* **STATED EXERCISE**
Pictures stay out of the copy; set down each line of the listing below exactly.

## BEGIN STORED RECORDS

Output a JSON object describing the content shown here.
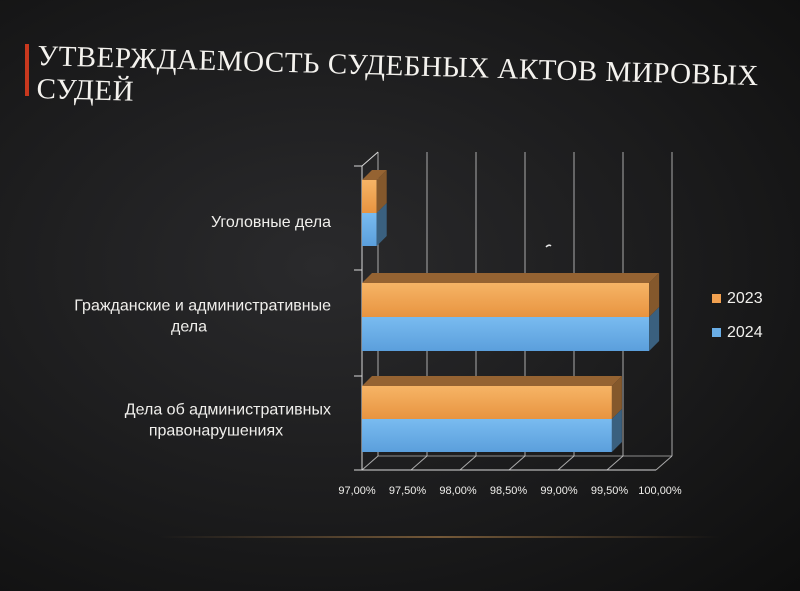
{
  "slide": {
    "title": "УТВЕРЖДАЕМОСТЬ СУДЕБНЫХ АКТОВ МИРОВЫХ СУДЕЙ"
  },
  "chart_data": {
    "type": "bar",
    "orientation": "horizontal",
    "title": "",
    "xlabel": "",
    "ylabel": "",
    "categories": [
      "Уголовные дела",
      "Гражданские и административные дела",
      "Дела об административных правонарушениях"
    ],
    "category_lines": [
      [
        "Уголовные дела"
      ],
      [
        "Гражданские и административные",
        "дела"
      ],
      [
        "Дела об административных",
        "правонарушениях"
      ]
    ],
    "series": [
      {
        "name": "2023",
        "values": [
          97.15,
          99.93,
          99.55
        ],
        "color": "#f0a050"
      },
      {
        "name": "2024",
        "values": [
          97.15,
          99.93,
          99.55
        ],
        "color": "#6aaee6"
      }
    ],
    "xlim": [
      97.0,
      100.0
    ],
    "x_ticks": [
      97.0,
      97.5,
      98.0,
      98.5,
      99.0,
      99.5,
      100.0
    ],
    "x_tick_labels": [
      "97,00%",
      "97,50%",
      "98,00%",
      "98,50%",
      "99,00%",
      "99,50%",
      "100,00%"
    ],
    "grid": true,
    "legend_position": "right",
    "style": "3d"
  }
}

## END STORED RECORDS

* **PROBLEM SOLUTION**
Output a JSON object describing the content shown here.
{
  "slide": {
    "title": "УТВЕРЖДАЕМОСТЬ СУДЕБНЫХ АКТОВ МИРОВЫХ СУДЕЙ"
  },
  "chart_data": {
    "type": "bar",
    "orientation": "horizontal",
    "title": "",
    "xlabel": "",
    "ylabel": "",
    "categories": [
      "Уголовные дела",
      "Гражданские и административные дела",
      "Дела об административных правонарушениях"
    ],
    "category_lines": [
      [
        "Уголовные дела"
      ],
      [
        "Гражданские и административные",
        "дела"
      ],
      [
        "Дела об административных",
        "правонарушениях"
      ]
    ],
    "series": [
      {
        "name": "2023",
        "values": [
          97.15,
          99.93,
          99.55
        ],
        "color": "#f0a050"
      },
      {
        "name": "2024",
        "values": [
          97.15,
          99.93,
          99.55
        ],
        "color": "#6aaee6"
      }
    ],
    "xlim": [
      97.0,
      100.0
    ],
    "x_ticks": [
      97.0,
      97.5,
      98.0,
      98.5,
      99.0,
      99.5,
      100.0
    ],
    "x_tick_labels": [
      "97,00%",
      "97,50%",
      "98,00%",
      "98,50%",
      "99,00%",
      "99,50%",
      "100,00%"
    ],
    "grid": true,
    "legend_position": "right",
    "style": "3d"
  }
}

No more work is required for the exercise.